--- begin Data for the task ---

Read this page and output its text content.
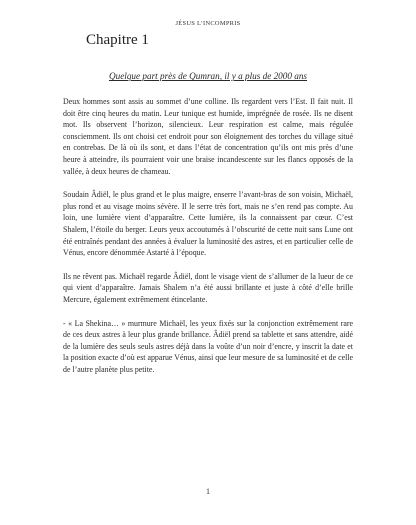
JÉSUS L’INCOMPRIS
Chapitre 1
Quelque part près de Qumran, il y a plus de 2000 ans

Deux hommes sont assis au sommet d’une colline. Ils regardent vers l’Est. Il fait nuit. Il doit être cinq heures du matin. Leur tunique est humide, imprégnée de rosée. Ils ne disent mot. Ils observent l’horizon, silencieux. Leur respiration est calme, mais régulée consciemment. Ils ont choisi cet endroit pour son éloignement des torches du village situé en contrebas. De là où ils sont, et dans l’état de concentration qu’ils ont mis près d’une heure à atteindre, ils pourraient voir une braise incandescente sur les flancs opposés de la vallée, à deux heures de chameau.

Soudain Âdiël, le plus grand et le plus maigre, enserre l’avant-bras de son voisin, Michaël, plus rond et au visage moins sévère. Il le serre très fort, mais ne s’en rend pas compte. Au loin, une lumière vient d’apparaître. Cette lumière, ils la connaissent par cœur. C’est Shalem, l’étoile du berger. Leurs yeux accoutumés à l’obscurité de cette nuit sans Lune ont été entraînés pendant des années à évaluer la luminosité des astres, et en particulier celle de Vénus, encore dénommée Astarté à l’époque.

Ils ne rêvent pas. Michaël regarde Âdiël, dont le visage vient de s’allumer de la lueur de ce qui vient d’apparaître. Jamais Shalem n’a été aussi brillante et juste à côté d’elle brille Mercure, également extrêmement étincelante.

- « La Shekina… » murmure Michaël, les yeux fixés sur la conjonction extrêmement rare de ces deux astres à leur plus grande brillance. Âdiël prend sa tablette et sans attendre, aidé de la lumière des seuls seuls astres déjà dans la voûte d’un noir d’encre, y inscrit la date et la position exacte d’où est apparue Vénus, ainsi que leur mesure de sa luminosité et de celle de l’autre planète plus petite.

1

--- end Data for the task ---

* _Exercise aim_
Repeat the records in full, exactly as they appear, without the pictures.

* _Result of the task_
Read this page and output its text content.
JÉSUS L’INCOMPRIS
Chapitre 1
Quelque part près de Qumran, il y a plus de 2000 ans

Deux hommes sont assis au sommet d’une colline. Ils regardent vers l’Est. Il fait nuit. Il doit être cinq heures du matin. Leur tunique est humide, imprégnée de rosée. Ils ne disent mot. Ils observent l’horizon, silencieux. Leur respiration est calme, mais régulée consciemment. Ils ont choisi cet endroit pour son éloignement des torches du village situé en contrebas. De là où ils sont, et dans l’état de concentration qu’ils ont mis près d’une heure à atteindre, ils pourraient voir une braise incandescente sur les flancs opposés de la vallée, à deux heures de chameau.

Soudain Âdiël, le plus grand et le plus maigre, enserre l’avant-bras de son voisin, Michaël, plus rond et au visage moins sévère. Il le serre très fort, mais ne s’en rend pas compte. Au loin, une lumière vient d’apparaître. Cette lumière, ils la connaissent par cœur. C’est Shalem, l’étoile du berger. Leurs yeux accoutumés à l’obscurité de cette nuit sans Lune ont été entraînés pendant des années à évaluer la luminosité des astres, et en particulier celle de Vénus, encore dénommée Astarté à l’époque.

Ils ne rêvent pas. Michaël regarde Âdiël, dont le visage vient de s’allumer de la lueur de ce qui vient d’apparaître. Jamais Shalem n’a été aussi brillante et juste à côté d’elle brille Mercure, également extrêmement étincelante.

- « La Shekina… » murmure Michaël, les yeux fixés sur la conjonction extrêmement rare de ces deux astres à leur plus grande brillance. Âdiël prend sa tablette et sans attendre, aidé de la lumière des seuls seuls astres déjà dans la voûte d’un noir d’encre, y inscrit la date et la position exacte d’où est apparue Vénus, ainsi que leur mesure de sa luminosité et de celle de l’autre planète plus petite.

1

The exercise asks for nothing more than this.